▶ **DO THIS**
Copy out every line in the entries below that contains the string "Censo". Case counts.

▶ **RAW DATA**
────────────────────────────────────────

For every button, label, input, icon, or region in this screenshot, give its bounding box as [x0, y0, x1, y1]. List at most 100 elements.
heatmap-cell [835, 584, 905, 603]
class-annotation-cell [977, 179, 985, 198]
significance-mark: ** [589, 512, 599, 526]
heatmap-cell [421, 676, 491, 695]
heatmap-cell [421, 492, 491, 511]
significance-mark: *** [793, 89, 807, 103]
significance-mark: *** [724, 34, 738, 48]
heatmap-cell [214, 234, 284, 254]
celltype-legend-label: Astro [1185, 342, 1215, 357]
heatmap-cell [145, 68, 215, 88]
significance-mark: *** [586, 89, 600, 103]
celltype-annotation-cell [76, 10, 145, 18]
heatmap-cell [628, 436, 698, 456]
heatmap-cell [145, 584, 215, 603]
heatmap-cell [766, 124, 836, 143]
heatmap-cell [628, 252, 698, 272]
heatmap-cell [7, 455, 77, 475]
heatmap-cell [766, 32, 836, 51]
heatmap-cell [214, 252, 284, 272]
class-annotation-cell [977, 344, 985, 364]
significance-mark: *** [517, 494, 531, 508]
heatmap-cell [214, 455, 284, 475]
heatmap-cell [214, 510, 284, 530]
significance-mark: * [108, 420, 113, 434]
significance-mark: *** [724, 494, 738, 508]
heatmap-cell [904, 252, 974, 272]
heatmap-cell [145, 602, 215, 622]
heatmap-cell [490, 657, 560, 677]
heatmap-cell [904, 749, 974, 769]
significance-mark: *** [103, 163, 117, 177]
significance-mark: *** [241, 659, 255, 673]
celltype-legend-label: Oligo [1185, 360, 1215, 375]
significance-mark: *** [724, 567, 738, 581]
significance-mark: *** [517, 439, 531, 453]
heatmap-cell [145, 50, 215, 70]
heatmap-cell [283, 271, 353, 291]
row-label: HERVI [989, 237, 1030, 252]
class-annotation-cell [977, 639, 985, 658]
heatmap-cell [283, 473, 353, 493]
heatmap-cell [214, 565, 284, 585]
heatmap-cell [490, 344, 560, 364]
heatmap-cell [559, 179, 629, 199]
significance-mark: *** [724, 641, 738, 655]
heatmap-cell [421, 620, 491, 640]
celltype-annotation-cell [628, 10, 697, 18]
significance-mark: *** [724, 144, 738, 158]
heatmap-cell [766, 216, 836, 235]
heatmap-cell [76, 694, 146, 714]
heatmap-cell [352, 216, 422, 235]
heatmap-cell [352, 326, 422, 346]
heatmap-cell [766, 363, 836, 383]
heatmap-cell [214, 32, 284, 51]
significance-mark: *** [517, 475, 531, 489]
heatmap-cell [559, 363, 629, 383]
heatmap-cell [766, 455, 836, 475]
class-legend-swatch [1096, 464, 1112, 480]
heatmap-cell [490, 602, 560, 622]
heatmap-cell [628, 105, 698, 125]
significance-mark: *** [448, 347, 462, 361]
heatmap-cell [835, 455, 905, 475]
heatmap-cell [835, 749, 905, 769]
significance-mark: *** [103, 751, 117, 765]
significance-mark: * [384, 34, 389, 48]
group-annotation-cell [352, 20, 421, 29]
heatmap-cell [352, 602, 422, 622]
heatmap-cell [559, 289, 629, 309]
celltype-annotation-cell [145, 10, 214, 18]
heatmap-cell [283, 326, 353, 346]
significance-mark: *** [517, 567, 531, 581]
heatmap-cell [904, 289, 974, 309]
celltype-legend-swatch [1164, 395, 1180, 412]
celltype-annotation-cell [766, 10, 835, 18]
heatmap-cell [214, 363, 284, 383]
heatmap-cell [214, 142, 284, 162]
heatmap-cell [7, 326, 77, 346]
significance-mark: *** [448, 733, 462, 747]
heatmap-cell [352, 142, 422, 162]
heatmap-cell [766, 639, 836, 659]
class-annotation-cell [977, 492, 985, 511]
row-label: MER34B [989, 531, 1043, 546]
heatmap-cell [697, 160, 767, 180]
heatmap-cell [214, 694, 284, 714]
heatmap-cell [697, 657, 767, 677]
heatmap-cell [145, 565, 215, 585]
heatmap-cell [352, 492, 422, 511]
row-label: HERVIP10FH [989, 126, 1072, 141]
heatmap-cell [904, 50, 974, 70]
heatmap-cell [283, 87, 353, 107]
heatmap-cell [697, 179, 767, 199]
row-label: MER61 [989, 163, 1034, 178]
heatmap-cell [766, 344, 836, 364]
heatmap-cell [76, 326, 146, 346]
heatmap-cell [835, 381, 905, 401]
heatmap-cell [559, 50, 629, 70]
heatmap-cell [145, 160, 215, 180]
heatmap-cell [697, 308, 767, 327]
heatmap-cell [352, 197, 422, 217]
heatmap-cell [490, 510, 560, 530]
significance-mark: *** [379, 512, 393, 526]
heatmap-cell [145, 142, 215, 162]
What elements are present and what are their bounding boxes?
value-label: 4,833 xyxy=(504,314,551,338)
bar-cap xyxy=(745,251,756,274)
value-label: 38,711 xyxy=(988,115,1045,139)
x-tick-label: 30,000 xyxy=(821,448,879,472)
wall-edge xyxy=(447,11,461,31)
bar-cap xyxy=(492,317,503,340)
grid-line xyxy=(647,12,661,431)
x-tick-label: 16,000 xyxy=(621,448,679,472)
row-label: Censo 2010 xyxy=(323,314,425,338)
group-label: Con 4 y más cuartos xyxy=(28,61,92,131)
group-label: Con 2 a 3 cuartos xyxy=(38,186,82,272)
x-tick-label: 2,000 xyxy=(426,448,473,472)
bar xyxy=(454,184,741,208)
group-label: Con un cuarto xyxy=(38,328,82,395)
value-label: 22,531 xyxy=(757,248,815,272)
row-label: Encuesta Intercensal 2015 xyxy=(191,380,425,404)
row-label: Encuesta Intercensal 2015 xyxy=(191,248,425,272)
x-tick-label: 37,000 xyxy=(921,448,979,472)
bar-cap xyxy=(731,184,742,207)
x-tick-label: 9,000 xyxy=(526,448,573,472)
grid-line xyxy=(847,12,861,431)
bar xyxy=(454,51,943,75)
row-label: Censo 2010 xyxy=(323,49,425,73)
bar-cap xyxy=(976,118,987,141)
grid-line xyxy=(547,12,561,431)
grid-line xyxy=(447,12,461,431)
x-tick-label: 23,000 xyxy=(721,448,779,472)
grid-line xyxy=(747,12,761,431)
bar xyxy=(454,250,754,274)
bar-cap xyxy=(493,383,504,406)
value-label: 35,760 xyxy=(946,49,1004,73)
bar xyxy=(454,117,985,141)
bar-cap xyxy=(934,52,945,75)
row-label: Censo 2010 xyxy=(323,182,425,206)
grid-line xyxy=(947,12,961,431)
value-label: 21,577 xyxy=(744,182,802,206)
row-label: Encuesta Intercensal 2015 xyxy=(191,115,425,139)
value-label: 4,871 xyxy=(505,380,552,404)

────────────────────────────────────────

▶ **ANSWER TO THE EXERCISE**
row-label: Censo 2010 xyxy=(323,314,425,338)
row-label: Censo 2010 xyxy=(323,49,425,73)
row-label: Censo 2010 xyxy=(323,182,425,206)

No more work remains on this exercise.